— begin Entries provided —

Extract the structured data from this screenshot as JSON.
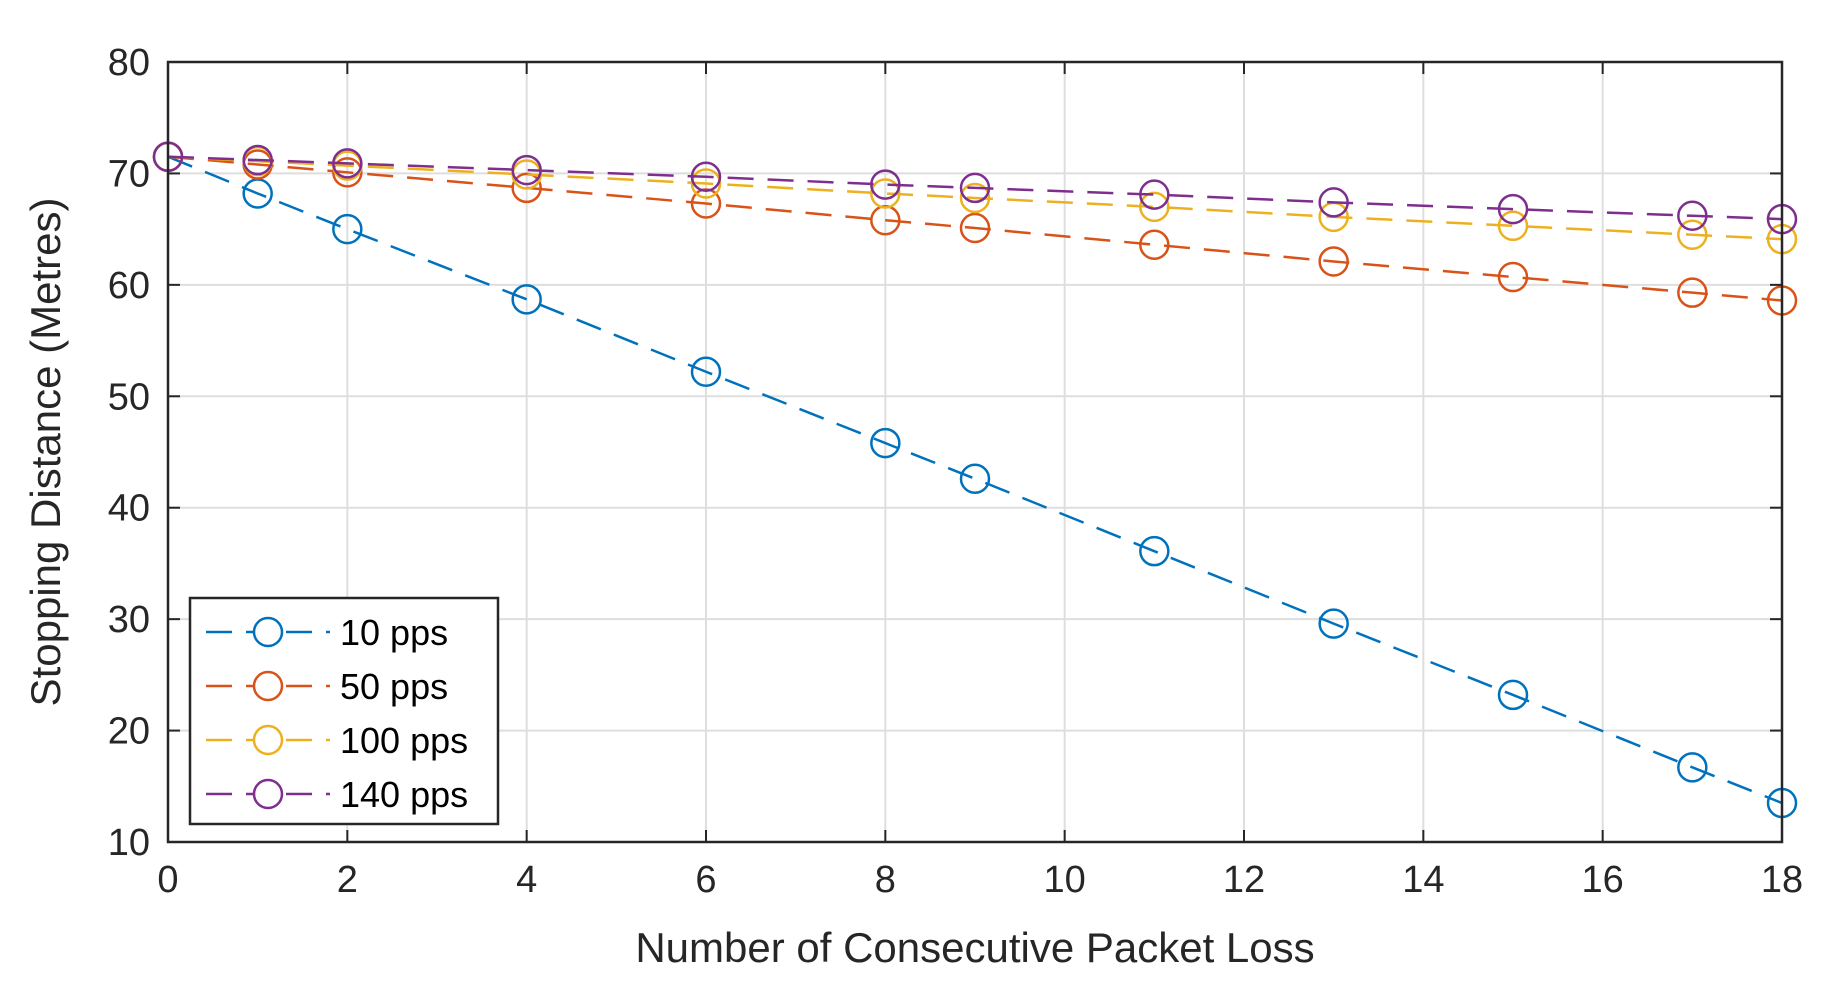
{
  "chart_data": {
    "type": "line",
    "xlabel": "Number of Consecutive Packet Loss",
    "ylabel": "Stopping Distance (Metres)",
    "xlim": [
      0,
      18
    ],
    "ylim": [
      10,
      80
    ],
    "xticks": [
      0,
      2,
      4,
      6,
      8,
      10,
      12,
      14,
      16,
      18
    ],
    "yticks": [
      10,
      20,
      30,
      40,
      50,
      60,
      70,
      80
    ],
    "grid": true,
    "legend_position": "bottom-left",
    "marker": "circle-open",
    "line_style": "dashed",
    "x": [
      0,
      1,
      2,
      4,
      6,
      8,
      9,
      11,
      13,
      15,
      17,
      18
    ],
    "series": [
      {
        "name": "10 pps",
        "color": "#0072BD",
        "values": [
          71.5,
          68.2,
          65.0,
          58.7,
          52.2,
          45.8,
          42.6,
          36.1,
          29.6,
          23.2,
          16.7,
          13.5
        ]
      },
      {
        "name": "50 pps",
        "color": "#D95319",
        "values": [
          71.5,
          70.8,
          70.1,
          68.7,
          67.3,
          65.8,
          65.1,
          63.6,
          62.1,
          60.7,
          59.3,
          58.6
        ]
      },
      {
        "name": "100 pps",
        "color": "#EDB120",
        "values": [
          71.5,
          71.1,
          70.7,
          69.9,
          69.1,
          68.2,
          67.8,
          67.0,
          66.1,
          65.3,
          64.5,
          64.1
        ]
      },
      {
        "name": "140 pps",
        "color": "#7E2F8E",
        "values": [
          71.5,
          71.2,
          70.9,
          70.3,
          69.7,
          69.0,
          68.7,
          68.1,
          67.4,
          66.8,
          66.2,
          65.9
        ]
      }
    ]
  }
}
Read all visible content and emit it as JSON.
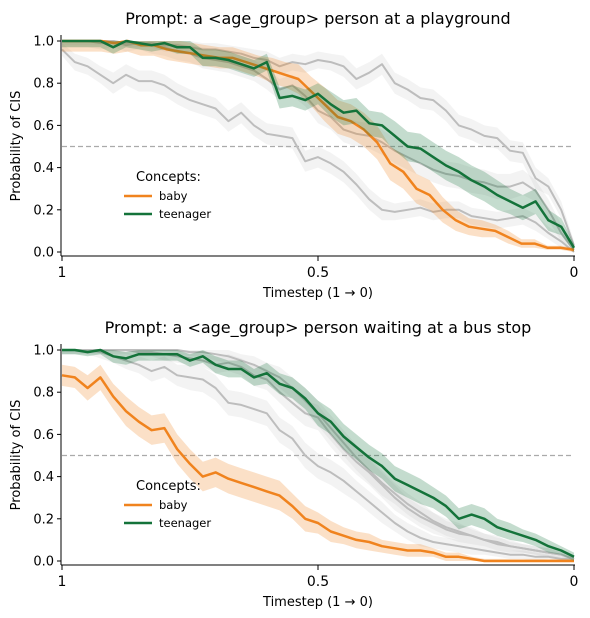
{
  "chart_data": [
    {
      "type": "line",
      "title": "Prompt: a <age_group> person at a playground",
      "xlabel": "Timestep (1 → 0)",
      "ylabel": "Probability of CIS",
      "xlim": [
        1,
        0
      ],
      "ylim": [
        0,
        1
      ],
      "x_ticks": [
        "1",
        "0.5",
        "0"
      ],
      "y_ticks": [
        "0.0",
        "0.2",
        "0.4",
        "0.6",
        "0.8",
        "1.0"
      ],
      "reference_line": 0.5,
      "legend": {
        "title": "Concepts:",
        "placement": "center-left"
      },
      "series": [
        {
          "name": "baby",
          "color": "#f0831e",
          "y": [
            1.0,
            1.0,
            1.0,
            1.0,
            0.99,
            1.0,
            0.98,
            0.98,
            0.96,
            0.95,
            0.94,
            0.93,
            0.92,
            0.92,
            0.9,
            0.88,
            0.86,
            0.84,
            0.82,
            0.76,
            0.7,
            0.64,
            0.62,
            0.58,
            0.52,
            0.42,
            0.38,
            0.3,
            0.27,
            0.2,
            0.15,
            0.12,
            0.11,
            0.1,
            0.07,
            0.04,
            0.04,
            0.02,
            0.02,
            0.01
          ],
          "band": [
            0.05,
            0.05,
            0.05,
            0.05,
            0.05,
            0.05,
            0.05,
            0.05,
            0.05,
            0.05,
            0.05,
            0.05,
            0.05,
            0.05,
            0.05,
            0.05,
            0.06,
            0.06,
            0.07,
            0.07,
            0.08,
            0.08,
            0.08,
            0.08,
            0.08,
            0.08,
            0.08,
            0.07,
            0.07,
            0.06,
            0.05,
            0.04,
            0.04,
            0.03,
            0.03,
            0.02,
            0.02,
            0.01,
            0.01,
            0.01
          ]
        },
        {
          "name": "teenager",
          "color": "#14733a",
          "y": [
            1.0,
            1.0,
            1.0,
            1.0,
            0.97,
            1.0,
            0.99,
            0.98,
            0.99,
            0.97,
            0.97,
            0.92,
            0.92,
            0.91,
            0.89,
            0.87,
            0.9,
            0.73,
            0.74,
            0.72,
            0.75,
            0.7,
            0.66,
            0.67,
            0.61,
            0.6,
            0.55,
            0.5,
            0.49,
            0.45,
            0.41,
            0.38,
            0.34,
            0.31,
            0.27,
            0.24,
            0.21,
            0.24,
            0.15,
            0.12,
            0.02
          ],
          "band": [
            0.03,
            0.03,
            0.03,
            0.03,
            0.03,
            0.03,
            0.03,
            0.03,
            0.03,
            0.03,
            0.03,
            0.04,
            0.04,
            0.04,
            0.04,
            0.04,
            0.04,
            0.05,
            0.05,
            0.05,
            0.05,
            0.06,
            0.06,
            0.06,
            0.06,
            0.06,
            0.07,
            0.07,
            0.07,
            0.07,
            0.07,
            0.07,
            0.07,
            0.07,
            0.07,
            0.06,
            0.06,
            0.06,
            0.05,
            0.04,
            0.02
          ]
        },
        {
          "name": "",
          "color": "#bdbdbd",
          "y": [
            0.96,
            0.9,
            0.88,
            0.84,
            0.8,
            0.84,
            0.81,
            0.81,
            0.79,
            0.75,
            0.72,
            0.7,
            0.68,
            0.62,
            0.66,
            0.6,
            0.56,
            0.55,
            0.54,
            0.43,
            0.45,
            0.42,
            0.38,
            0.32,
            0.25,
            0.2,
            0.19,
            0.2,
            0.21,
            0.19,
            0.2,
            0.2,
            0.17,
            0.16,
            0.15,
            0.16,
            0.17,
            0.14,
            0.09,
            0.05,
            0.0
          ],
          "band": [
            0.03,
            0.04,
            0.04,
            0.04,
            0.05,
            0.05,
            0.05,
            0.05,
            0.05,
            0.05,
            0.05,
            0.05,
            0.05,
            0.05,
            0.05,
            0.05,
            0.05,
            0.05,
            0.05,
            0.05,
            0.05,
            0.05,
            0.05,
            0.05,
            0.05,
            0.05,
            0.04,
            0.04,
            0.04,
            0.04,
            0.04,
            0.04,
            0.04,
            0.04,
            0.04,
            0.04,
            0.04,
            0.04,
            0.03,
            0.03,
            0.02
          ]
        },
        {
          "name": "",
          "color": "#bdbdbd",
          "y": [
            1.0,
            1.0,
            1.0,
            0.99,
            1.0,
            0.98,
            0.99,
            0.98,
            0.97,
            0.95,
            0.94,
            0.92,
            0.91,
            0.9,
            0.88,
            0.86,
            0.82,
            0.77,
            0.79,
            0.74,
            0.67,
            0.64,
            0.58,
            0.56,
            0.55,
            0.52,
            0.48,
            0.45,
            0.42,
            0.39,
            0.37,
            0.36,
            0.34,
            0.33,
            0.31,
            0.31,
            0.33,
            0.29,
            0.2,
            0.09,
            0.01
          ],
          "band": [
            0.03,
            0.03,
            0.03,
            0.03,
            0.03,
            0.03,
            0.03,
            0.04,
            0.04,
            0.04,
            0.04,
            0.05,
            0.05,
            0.05,
            0.05,
            0.05,
            0.05,
            0.05,
            0.05,
            0.05,
            0.06,
            0.06,
            0.06,
            0.06,
            0.06,
            0.06,
            0.06,
            0.06,
            0.06,
            0.06,
            0.06,
            0.06,
            0.06,
            0.06,
            0.06,
            0.06,
            0.06,
            0.05,
            0.05,
            0.04,
            0.02
          ]
        },
        {
          "name": "",
          "color": "#bdbdbd",
          "y": [
            1.0,
            1.0,
            1.0,
            1.0,
            1.0,
            0.99,
            0.99,
            0.99,
            0.98,
            0.98,
            0.97,
            0.96,
            0.96,
            0.95,
            0.94,
            0.92,
            0.91,
            0.88,
            0.9,
            0.89,
            0.91,
            0.9,
            0.88,
            0.82,
            0.85,
            0.89,
            0.8,
            0.77,
            0.73,
            0.72,
            0.67,
            0.6,
            0.58,
            0.55,
            0.54,
            0.48,
            0.47,
            0.35,
            0.31,
            0.2,
            0.03
          ],
          "band": [
            0.02,
            0.02,
            0.02,
            0.02,
            0.02,
            0.02,
            0.02,
            0.02,
            0.03,
            0.03,
            0.03,
            0.03,
            0.03,
            0.03,
            0.03,
            0.04,
            0.04,
            0.04,
            0.04,
            0.04,
            0.04,
            0.04,
            0.05,
            0.05,
            0.05,
            0.05,
            0.05,
            0.05,
            0.05,
            0.05,
            0.05,
            0.05,
            0.05,
            0.05,
            0.05,
            0.05,
            0.05,
            0.05,
            0.04,
            0.04,
            0.02
          ]
        }
      ]
    },
    {
      "type": "line",
      "title": "Prompt: a <age_group> person waiting at a bus stop",
      "xlabel": "Timestep (1 → 0)",
      "ylabel": "Probability of CIS",
      "xlim": [
        1,
        0
      ],
      "ylim": [
        0,
        1
      ],
      "x_ticks": [
        "1",
        "0.5",
        "0"
      ],
      "y_ticks": [
        "0.0",
        "0.2",
        "0.4",
        "0.6",
        "0.8",
        "1.0"
      ],
      "reference_line": 0.5,
      "legend": {
        "title": "Concepts:",
        "placement": "center-left"
      },
      "series": [
        {
          "name": "baby",
          "color": "#f0831e",
          "y": [
            0.88,
            0.87,
            0.82,
            0.87,
            0.78,
            0.71,
            0.66,
            0.62,
            0.63,
            0.53,
            0.46,
            0.4,
            0.42,
            0.39,
            0.37,
            0.35,
            0.33,
            0.31,
            0.26,
            0.2,
            0.18,
            0.14,
            0.12,
            0.1,
            0.09,
            0.07,
            0.06,
            0.05,
            0.05,
            0.04,
            0.02,
            0.02,
            0.01,
            0.0,
            0.0,
            0.0,
            0.0,
            0.0,
            0.0,
            0.0,
            0.0
          ],
          "band": [
            0.05,
            0.05,
            0.06,
            0.06,
            0.06,
            0.07,
            0.07,
            0.07,
            0.07,
            0.07,
            0.07,
            0.07,
            0.07,
            0.07,
            0.07,
            0.07,
            0.07,
            0.07,
            0.06,
            0.06,
            0.05,
            0.05,
            0.04,
            0.04,
            0.04,
            0.03,
            0.03,
            0.03,
            0.03,
            0.02,
            0.02,
            0.02,
            0.01,
            0.01,
            0.01,
            0.01,
            0.01,
            0.01,
            0.01,
            0.01,
            0.01
          ]
        },
        {
          "name": "teenager",
          "color": "#14733a",
          "y": [
            1.0,
            1.0,
            0.99,
            1.0,
            0.97,
            0.96,
            0.98,
            0.98,
            0.98,
            0.98,
            0.95,
            0.97,
            0.93,
            0.91,
            0.91,
            0.87,
            0.89,
            0.84,
            0.82,
            0.77,
            0.7,
            0.66,
            0.59,
            0.54,
            0.49,
            0.45,
            0.39,
            0.36,
            0.33,
            0.3,
            0.26,
            0.2,
            0.22,
            0.2,
            0.16,
            0.14,
            0.12,
            0.1,
            0.07,
            0.05,
            0.02
          ],
          "band": [
            0.02,
            0.02,
            0.02,
            0.02,
            0.03,
            0.03,
            0.03,
            0.03,
            0.03,
            0.03,
            0.03,
            0.03,
            0.04,
            0.04,
            0.04,
            0.04,
            0.05,
            0.05,
            0.05,
            0.05,
            0.06,
            0.06,
            0.06,
            0.06,
            0.06,
            0.06,
            0.06,
            0.06,
            0.06,
            0.05,
            0.05,
            0.05,
            0.05,
            0.05,
            0.04,
            0.04,
            0.03,
            0.03,
            0.03,
            0.02,
            0.02
          ]
        },
        {
          "name": "",
          "color": "#bdbdbd",
          "y": [
            1.0,
            1.0,
            1.0,
            0.99,
            0.97,
            0.95,
            0.93,
            0.9,
            0.92,
            0.88,
            0.87,
            0.86,
            0.82,
            0.75,
            0.74,
            0.72,
            0.7,
            0.62,
            0.58,
            0.5,
            0.45,
            0.42,
            0.38,
            0.33,
            0.28,
            0.23,
            0.18,
            0.14,
            0.11,
            0.09,
            0.08,
            0.07,
            0.06,
            0.05,
            0.04,
            0.03,
            0.03,
            0.02,
            0.02,
            0.01,
            0.01
          ],
          "band": [
            0.02,
            0.02,
            0.02,
            0.03,
            0.03,
            0.04,
            0.04,
            0.05,
            0.05,
            0.05,
            0.06,
            0.06,
            0.06,
            0.06,
            0.06,
            0.06,
            0.06,
            0.06,
            0.06,
            0.06,
            0.06,
            0.06,
            0.06,
            0.05,
            0.05,
            0.05,
            0.04,
            0.04,
            0.04,
            0.03,
            0.03,
            0.03,
            0.03,
            0.02,
            0.02,
            0.02,
            0.02,
            0.02,
            0.01,
            0.01,
            0.01
          ]
        },
        {
          "name": "",
          "color": "#bdbdbd",
          "y": [
            1.0,
            1.0,
            1.0,
            1.0,
            1.0,
            1.0,
            0.99,
            0.99,
            0.98,
            0.97,
            0.96,
            0.95,
            0.93,
            0.94,
            0.92,
            0.88,
            0.86,
            0.8,
            0.75,
            0.7,
            0.68,
            0.6,
            0.53,
            0.47,
            0.42,
            0.36,
            0.3,
            0.25,
            0.21,
            0.18,
            0.15,
            0.13,
            0.12,
            0.1,
            0.08,
            0.07,
            0.06,
            0.05,
            0.04,
            0.03,
            0.01
          ],
          "band": [
            0.02,
            0.02,
            0.02,
            0.02,
            0.02,
            0.02,
            0.02,
            0.02,
            0.03,
            0.03,
            0.03,
            0.03,
            0.04,
            0.04,
            0.04,
            0.05,
            0.05,
            0.05,
            0.06,
            0.06,
            0.06,
            0.06,
            0.06,
            0.06,
            0.06,
            0.06,
            0.06,
            0.05,
            0.05,
            0.05,
            0.04,
            0.04,
            0.04,
            0.03,
            0.03,
            0.03,
            0.02,
            0.02,
            0.02,
            0.02,
            0.01
          ]
        },
        {
          "name": "",
          "color": "#bdbdbd",
          "y": [
            1.0,
            1.0,
            1.0,
            1.0,
            1.0,
            1.0,
            1.0,
            1.0,
            1.0,
            1.0,
            0.99,
            0.99,
            0.98,
            0.97,
            0.95,
            0.93,
            0.9,
            0.87,
            0.82,
            0.76,
            0.7,
            0.63,
            0.56,
            0.49,
            0.43,
            0.37,
            0.32,
            0.27,
            0.23,
            0.19,
            0.16,
            0.14,
            0.12,
            0.1,
            0.09,
            0.07,
            0.06,
            0.05,
            0.04,
            0.03,
            0.01
          ],
          "band": [
            0.01,
            0.01,
            0.01,
            0.01,
            0.01,
            0.01,
            0.01,
            0.01,
            0.02,
            0.02,
            0.02,
            0.02,
            0.03,
            0.03,
            0.03,
            0.04,
            0.04,
            0.05,
            0.05,
            0.06,
            0.06,
            0.06,
            0.06,
            0.06,
            0.06,
            0.06,
            0.05,
            0.05,
            0.05,
            0.04,
            0.04,
            0.04,
            0.03,
            0.03,
            0.03,
            0.02,
            0.02,
            0.02,
            0.02,
            0.01,
            0.01
          ]
        }
      ]
    }
  ]
}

— end Entries provided —

## What is being asked
Identify every line above that includes the word "Prompt", and show those lines.

## Response to the task
      "title": "Prompt: a <age_group> person at a playground",
      "title": "Prompt: a <age_group> person waiting at a bus stop",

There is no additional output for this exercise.